(Exercise objective) Identify each line below containing the string "dimensions" and copy it.
>> Start Supplied records
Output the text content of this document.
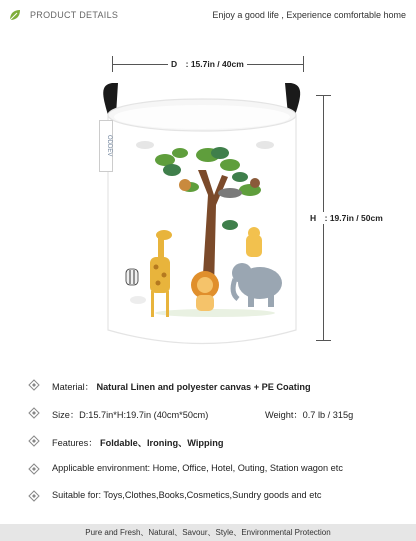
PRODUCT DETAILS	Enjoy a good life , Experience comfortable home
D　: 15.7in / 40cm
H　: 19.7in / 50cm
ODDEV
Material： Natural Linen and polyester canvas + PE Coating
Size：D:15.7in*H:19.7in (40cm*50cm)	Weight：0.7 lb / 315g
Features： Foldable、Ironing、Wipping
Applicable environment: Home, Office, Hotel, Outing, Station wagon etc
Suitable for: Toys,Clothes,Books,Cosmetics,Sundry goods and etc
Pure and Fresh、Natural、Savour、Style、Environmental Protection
>> End Supplied records
>> Start Supplied records
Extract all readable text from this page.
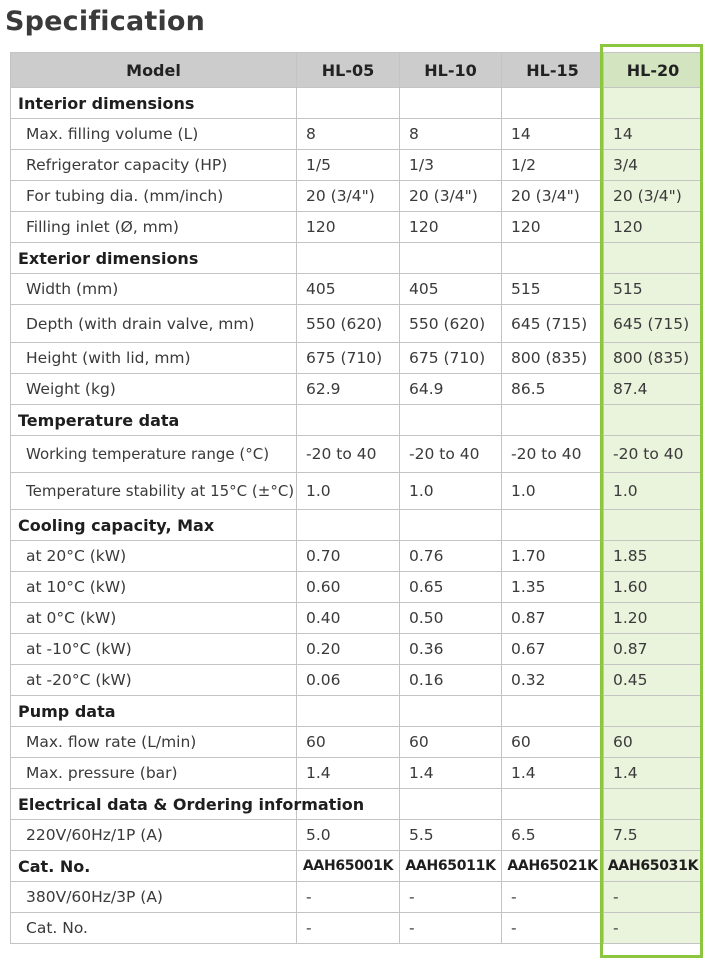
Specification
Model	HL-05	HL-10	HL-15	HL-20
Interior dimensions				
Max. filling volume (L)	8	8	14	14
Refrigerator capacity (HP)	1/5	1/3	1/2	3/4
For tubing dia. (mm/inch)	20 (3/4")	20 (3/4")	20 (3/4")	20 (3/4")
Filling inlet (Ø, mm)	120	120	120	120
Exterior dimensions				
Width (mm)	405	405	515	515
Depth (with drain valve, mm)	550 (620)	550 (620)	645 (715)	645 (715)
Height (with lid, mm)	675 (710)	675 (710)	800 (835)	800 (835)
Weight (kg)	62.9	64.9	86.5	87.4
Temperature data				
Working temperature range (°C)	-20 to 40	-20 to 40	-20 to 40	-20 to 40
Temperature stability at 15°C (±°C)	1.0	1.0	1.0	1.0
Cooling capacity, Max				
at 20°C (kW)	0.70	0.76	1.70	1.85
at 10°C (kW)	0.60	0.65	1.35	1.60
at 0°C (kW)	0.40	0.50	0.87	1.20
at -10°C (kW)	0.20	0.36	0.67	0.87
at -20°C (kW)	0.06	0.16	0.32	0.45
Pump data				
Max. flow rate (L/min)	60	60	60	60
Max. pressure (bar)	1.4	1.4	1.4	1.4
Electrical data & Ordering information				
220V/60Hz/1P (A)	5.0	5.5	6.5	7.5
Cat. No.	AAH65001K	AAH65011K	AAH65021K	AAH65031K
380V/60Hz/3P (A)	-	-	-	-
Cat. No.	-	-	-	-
>> End Supplied records
>> Start Supplied records
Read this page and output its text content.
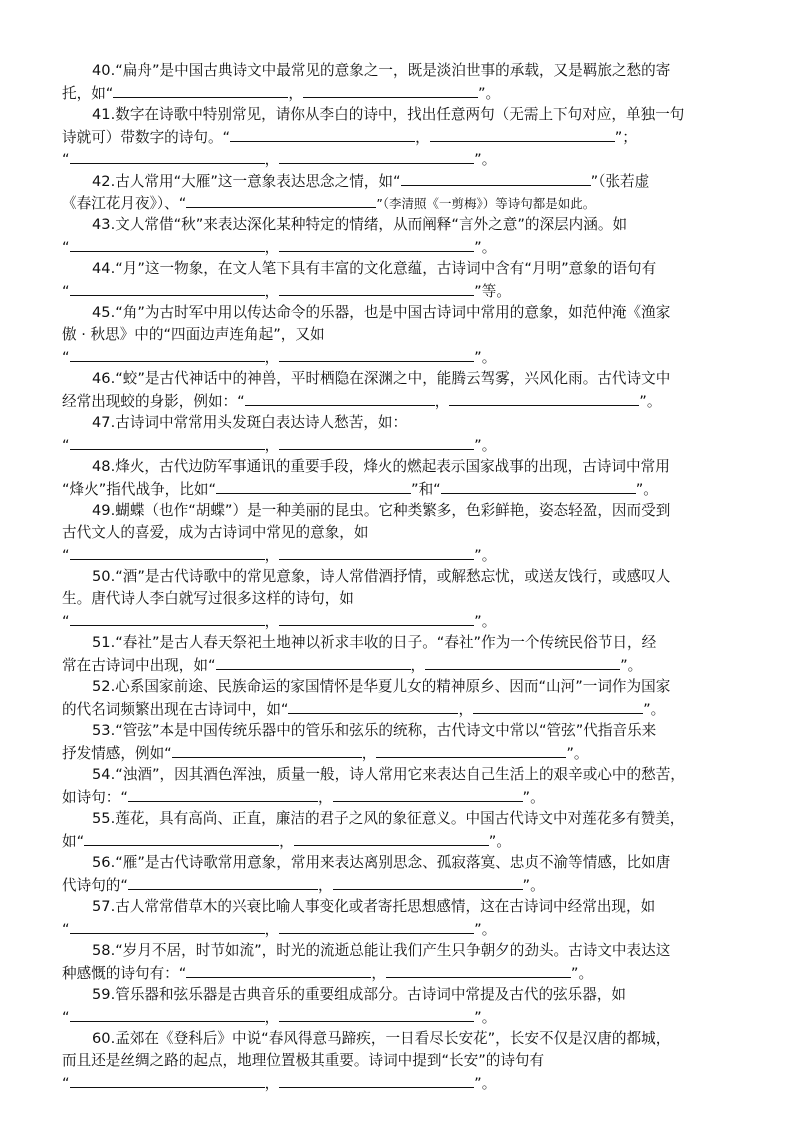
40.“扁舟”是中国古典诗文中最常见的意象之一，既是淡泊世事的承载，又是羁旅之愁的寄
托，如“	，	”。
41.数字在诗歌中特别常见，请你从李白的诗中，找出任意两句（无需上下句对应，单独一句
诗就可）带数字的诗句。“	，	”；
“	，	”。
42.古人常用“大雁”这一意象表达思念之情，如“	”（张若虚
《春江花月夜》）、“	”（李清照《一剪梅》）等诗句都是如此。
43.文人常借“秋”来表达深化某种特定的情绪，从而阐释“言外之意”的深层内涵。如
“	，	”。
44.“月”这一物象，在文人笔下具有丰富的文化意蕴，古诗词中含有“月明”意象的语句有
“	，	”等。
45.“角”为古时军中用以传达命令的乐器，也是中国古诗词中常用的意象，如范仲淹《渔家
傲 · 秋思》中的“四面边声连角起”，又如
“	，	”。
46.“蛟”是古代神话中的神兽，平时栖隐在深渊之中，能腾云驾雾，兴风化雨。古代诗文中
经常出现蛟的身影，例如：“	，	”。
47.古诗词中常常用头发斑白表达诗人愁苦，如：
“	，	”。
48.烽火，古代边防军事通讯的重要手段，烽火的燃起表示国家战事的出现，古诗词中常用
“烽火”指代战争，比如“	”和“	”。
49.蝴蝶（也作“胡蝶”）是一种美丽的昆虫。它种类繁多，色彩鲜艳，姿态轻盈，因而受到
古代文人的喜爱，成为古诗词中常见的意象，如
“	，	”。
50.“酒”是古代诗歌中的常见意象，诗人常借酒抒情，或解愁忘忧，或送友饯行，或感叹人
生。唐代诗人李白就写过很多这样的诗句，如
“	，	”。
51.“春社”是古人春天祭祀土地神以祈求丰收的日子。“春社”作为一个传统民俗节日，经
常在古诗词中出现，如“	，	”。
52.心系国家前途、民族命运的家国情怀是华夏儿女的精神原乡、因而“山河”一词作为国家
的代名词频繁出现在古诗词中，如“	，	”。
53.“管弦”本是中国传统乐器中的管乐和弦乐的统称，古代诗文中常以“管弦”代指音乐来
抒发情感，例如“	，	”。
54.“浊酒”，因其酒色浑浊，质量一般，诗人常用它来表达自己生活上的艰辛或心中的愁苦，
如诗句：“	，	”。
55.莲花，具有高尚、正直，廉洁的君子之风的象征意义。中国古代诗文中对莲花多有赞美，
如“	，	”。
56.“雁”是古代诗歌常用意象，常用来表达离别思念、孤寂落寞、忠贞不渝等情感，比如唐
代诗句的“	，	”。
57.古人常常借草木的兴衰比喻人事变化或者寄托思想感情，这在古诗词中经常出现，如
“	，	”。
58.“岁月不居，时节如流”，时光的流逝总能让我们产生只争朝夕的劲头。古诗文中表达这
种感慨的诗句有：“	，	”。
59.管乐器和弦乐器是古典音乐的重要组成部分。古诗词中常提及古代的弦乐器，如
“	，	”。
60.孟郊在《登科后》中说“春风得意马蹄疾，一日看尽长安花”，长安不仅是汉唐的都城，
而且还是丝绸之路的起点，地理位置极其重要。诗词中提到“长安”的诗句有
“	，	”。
>> End Supplied records
(The answer)
Interior dimensions				
Exterior dimensions				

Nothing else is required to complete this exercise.